▸ **WRITTEN REQUEST**: All the records that follow need to be reproduced exactly. Omit the images.

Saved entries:
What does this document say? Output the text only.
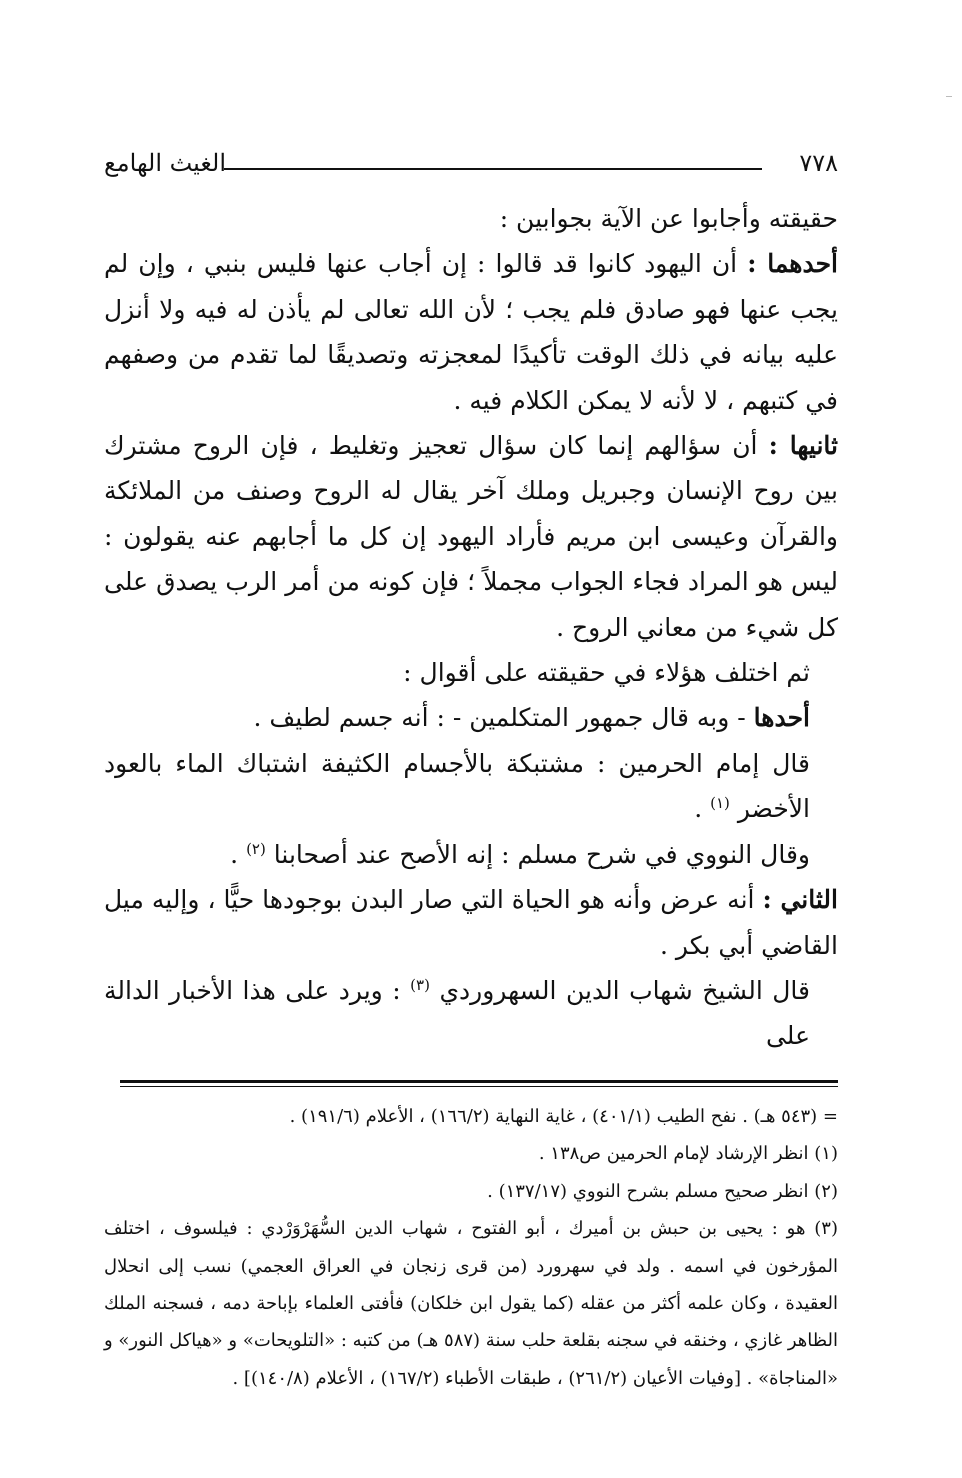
٧٧٨
الغيث الهامع

حقيقته وأجابوا عن الآية بجوابين :

أحدهما : أن اليهود كانوا قد قالوا : إن أجاب عنها فليس بنبي ، وإن لم يجب عنها فهو صادق فلم يجب ؛ لأن الله تعالى لم يأذن له فيه ولا أنزل عليه بيانه في ذلك الوقت تأكيدًا لمعجزته وتصديقًا لما تقدم من وصفهم في كتبهم ، لا لأنه لا يمكن الكلام فيه .

ثانيها : أن سؤالهم إنما كان سؤال تعجيز وتغليط ، فإن الروح مشترك بين روح الإنسان وجبريل وملك آخر يقال له الروح وصنف من الملائكة والقرآن وعيسى ابن مريم فأراد اليهود إن كل ما أجابهم عنه يقولون : ليس هو المراد فجاء الجواب مجملاً ؛ فإن كونه من أمر الرب يصدق على كل شيء من معاني الروح .

ثم اختلف هؤلاء في حقيقته على أقوال :

أحدها - وبه قال جمهور المتكلمين - : أنه جسم لطيف .

قال إمام الحرمين : مشتبكة بالأجسام الكثيفة اشتباك الماء بالعود الأخضر $^{(١)}$ .

وقال النووي في شرح مسلم : إنه الأصح عند أصحابنا $^{(٢)}$ .

الثاني : أنه عرض وأنه هو الحياة التي صار البدن بوجودها حيًّا ، وإليه ميل القاضي أبي بكر .

قال الشيخ شهاب الدين السهروردي $^{(٣)}$ : ويرد على هذا الأخبار الدالة على

= (٥٤٣ هـ) . نفح الطيب (٤٠١/١) ، غاية النهاية (١٦٦/٢) ، الأعلام (١٩١/٦) .

(١) انظر الإرشاد لإمام الحرمين ص١٣٨ .

(٢) انظر صحيح مسلم بشرح النووي (١٣٧/١٧) .

(٣) هو : يحيى بن حبش بن أميرك ، أبو الفتوح ، شهاب الدين السُّهَرْوَرْدي : فيلسوف ، اختلف المؤرخون في اسمه . ولد في سهرورد (من قرى زنجان في العراق العجمي) نسب إلى انحلال العقيدة ، وكان علمه أكثر من عقله (كما يقول ابن خلكان) فأفتى العلماء بإباحة دمه ، فسجنه الملك الظاهر غازي ، وخنقه في سجنه بقلعة حلب سنة (٥٨٧ هـ) من كتبه : «التلويحات» و «هياكل النور» و «المناجاة» . [وفيات الأعيان (٢٦١/٢) ، طبقات الأطباء (١٦٧/٢) ، الأعلام (١٤٠/٨)] .
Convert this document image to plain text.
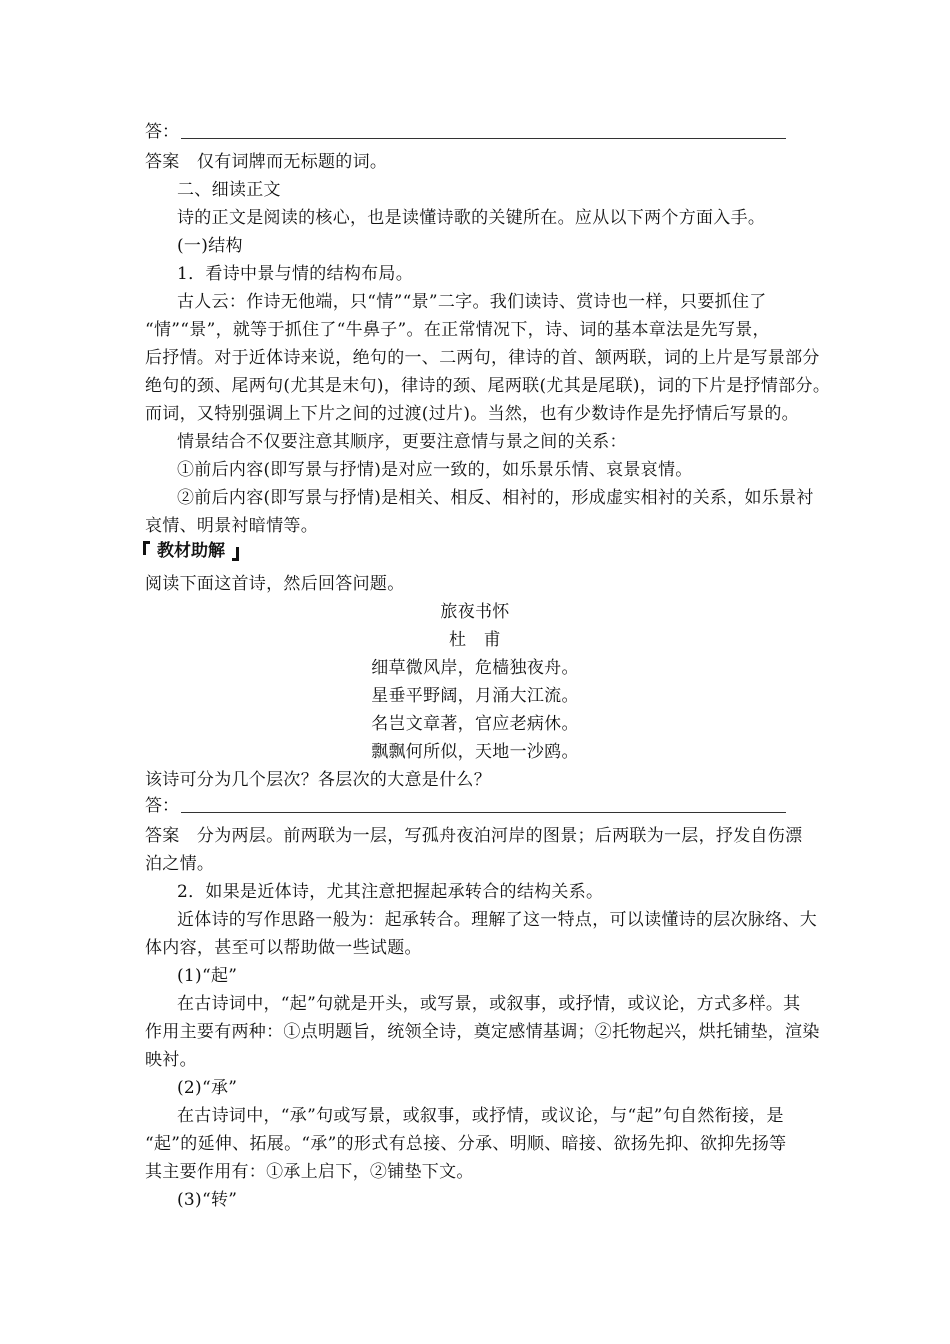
答：
答案　仅有词牌而无标题的词。
二、细读正文
诗的正文是阅读的核心，也是读懂诗歌的关键所在。应从以下两个方面入手。
(一)结构
1．看诗中景与情的结构布局。
古人云：作诗无他端，只“情”“景”二字。我们读诗、赏诗也一样，只要抓住了
“情”“景”，就等于抓住了“牛鼻子”。在正常情况下，诗、词的基本章法是先写景，
后抒情。对于近体诗来说，绝句的一、二两句，律诗的首、颔两联，词的上片是写景部分
绝句的颈、尾两句(尤其是末句)，律诗的颈、尾两联(尤其是尾联)，词的下片是抒情部分。
而词，又特别强调上下片之间的过渡(过片)。当然，也有少数诗作是先抒情后写景的。
情景结合不仅要注意其顺序，更要注意情与景之间的关系：
①前后内容(即写景与抒情)是对应一致的，如乐景乐情、哀景哀情。
②前后内容(即写景与抒情)是相关、相反、相衬的，形成虚实相衬的关系，如乐景衬
哀情、明景衬暗情等。
教材助解
阅读下面这首诗，然后回答问题。
旅夜书怀
杜　甫
细草微风岸，危樯独夜舟。
星垂平野阔，月涌大江流。
名岂文章著，官应老病休。
飘飘何所似，天地一沙鸥。
该诗可分为几个层次？各层次的大意是什么？
答：
答案　分为两层。前两联为一层，写孤舟夜泊河岸的图景；后两联为一层，抒发自伤漂
泊之情。
2．如果是近体诗，尤其注意把握起承转合的结构关系。
近体诗的写作思路一般为：起承转合。理解了这一特点，可以读懂诗的层次脉络、大
体内容，甚至可以帮助做一些试题。
(1)“起”
在古诗词中，“起”句就是开头，或写景，或叙事，或抒情，或议论，方式多样。其
作用主要有两种：①点明题旨，统领全诗，奠定感情基调；②托物起兴，烘托铺垫，渲染
映衬。
(2)“承”
在古诗词中，“承”句或写景，或叙事，或抒情，或议论，与“起”句自然衔接，是
“起”的延伸、拓展。“承”的形式有总接、分承、明顺、暗接、欲扬先抑、欲抑先扬等
其主要作用有：①承上启下，②铺垫下文。
(3)“转”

▸ **ANSWER BELOW**:
What does this document say? Output the text only.
٧٧٨
الغيث الهامع

حقيقته وأجابوا عن الآية بجوابين :

أحدهما : أن اليهود كانوا قد قالوا : إن أجاب عنها فليس بنبي ، وإن لم يجب عنها فهو صادق فلم يجب ؛ لأن الله تعالى لم يأذن له فيه ولا أنزل عليه بيانه في ذلك الوقت تأكيدًا لمعجزته وتصديقًا لما تقدم من وصفهم في كتبهم ، لا لأنه لا يمكن الكلام فيه .

ثانيها : أن سؤالهم إنما كان سؤال تعجيز وتغليط ، فإن الروح مشترك بين روح الإنسان وجبريل وملك آخر يقال له الروح وصنف من الملائكة والقرآن وعيسى ابن مريم فأراد اليهود إن كل ما أجابهم عنه يقولون : ليس هو المراد فجاء الجواب مجملاً ؛ فإن كونه من أمر الرب يصدق على كل شيء من معاني الروح .

ثم اختلف هؤلاء في حقيقته على أقوال :

أحدها - وبه قال جمهور المتكلمين - : أنه جسم لطيف .

قال إمام الحرمين : مشتبكة بالأجسام الكثيفة اشتباك الماء بالعود الأخضر $^{(١)}$ .

وقال النووي في شرح مسلم : إنه الأصح عند أصحابنا $^{(٢)}$ .

الثاني : أنه عرض وأنه هو الحياة التي صار البدن بوجودها حيًّا ، وإليه ميل القاضي أبي بكر .

قال الشيخ شهاب الدين السهروردي $^{(٣)}$ : ويرد على هذا الأخبار الدالة على

= (٥٤٣ هـ) . نفح الطيب (٤٠١/١) ، غاية النهاية (١٦٦/٢) ، الأعلام (١٩١/٦) .

(١) انظر الإرشاد لإمام الحرمين ص١٣٨ .

(٢) انظر صحيح مسلم بشرح النووي (١٣٧/١٧) .

(٣) هو : يحيى بن حبش بن أميرك ، أبو الفتوح ، شهاب الدين السُّهَرْوَرْدي : فيلسوف ، اختلف المؤرخون في اسمه . ولد في سهرورد (من قرى زنجان في العراق العجمي) نسب إلى انحلال العقيدة ، وكان علمه أكثر من عقله (كما يقول ابن خلكان) فأفتى العلماء بإباحة دمه ، فسجنه الملك الظاهر غازي ، وخنقه في سجنه بقلعة حلب سنة (٥٨٧ هـ) من كتبه : «التلويحات» و «هياكل النور» و «المناجاة» . [وفيات الأعيان (٢٦١/٢) ، طبقات الأطباء (١٦٧/٢) ، الأعلام (١٤٠/٨)] .
Convert this document image to plain text.
答：
答案　仅有词牌而无标题的词。
二、细读正文
诗的正文是阅读的核心，也是读懂诗歌的关键所在。应从以下两个方面入手。
(一)结构
1．看诗中景与情的结构布局。
古人云：作诗无他端，只“情”“景”二字。我们读诗、赏诗也一样，只要抓住了
“情”“景”，就等于抓住了“牛鼻子”。在正常情况下，诗、词的基本章法是先写景，
后抒情。对于近体诗来说，绝句的一、二两句，律诗的首、颔两联，词的上片是写景部分
绝句的颈、尾两句(尤其是末句)，律诗的颈、尾两联(尤其是尾联)，词的下片是抒情部分。
而词，又特别强调上下片之间的过渡(过片)。当然，也有少数诗作是先抒情后写景的。
情景结合不仅要注意其顺序，更要注意情与景之间的关系：
①前后内容(即写景与抒情)是对应一致的，如乐景乐情、哀景哀情。
②前后内容(即写景与抒情)是相关、相反、相衬的，形成虚实相衬的关系，如乐景衬
哀情、明景衬暗情等。
教材助解
阅读下面这首诗，然后回答问题。
旅夜书怀
杜　甫
细草微风岸，危樯独夜舟。
星垂平野阔，月涌大江流。
名岂文章著，官应老病休。
飘飘何所似，天地一沙鸥。
该诗可分为几个层次？各层次的大意是什么？
答：
答案　分为两层。前两联为一层，写孤舟夜泊河岸的图景；后两联为一层，抒发自伤漂
泊之情。
2．如果是近体诗，尤其注意把握起承转合的结构关系。
近体诗的写作思路一般为：起承转合。理解了这一特点，可以读懂诗的层次脉络、大
体内容，甚至可以帮助做一些试题。
(1)“起”
在古诗词中，“起”句就是开头，或写景，或叙事，或抒情，或议论，方式多样。其
作用主要有两种：①点明题旨，统领全诗，奠定感情基调；②托物起兴，烘托铺垫，渲染
映衬。
(2)“承”
在古诗词中，“承”句或写景，或叙事，或抒情，或议论，与“起”句自然衔接，是
“起”的延伸、拓展。“承”的形式有总接、分承、明顺、暗接、欲扬先抑、欲抑先扬等
其主要作用有：①承上启下，②铺垫下文。
(3)“转”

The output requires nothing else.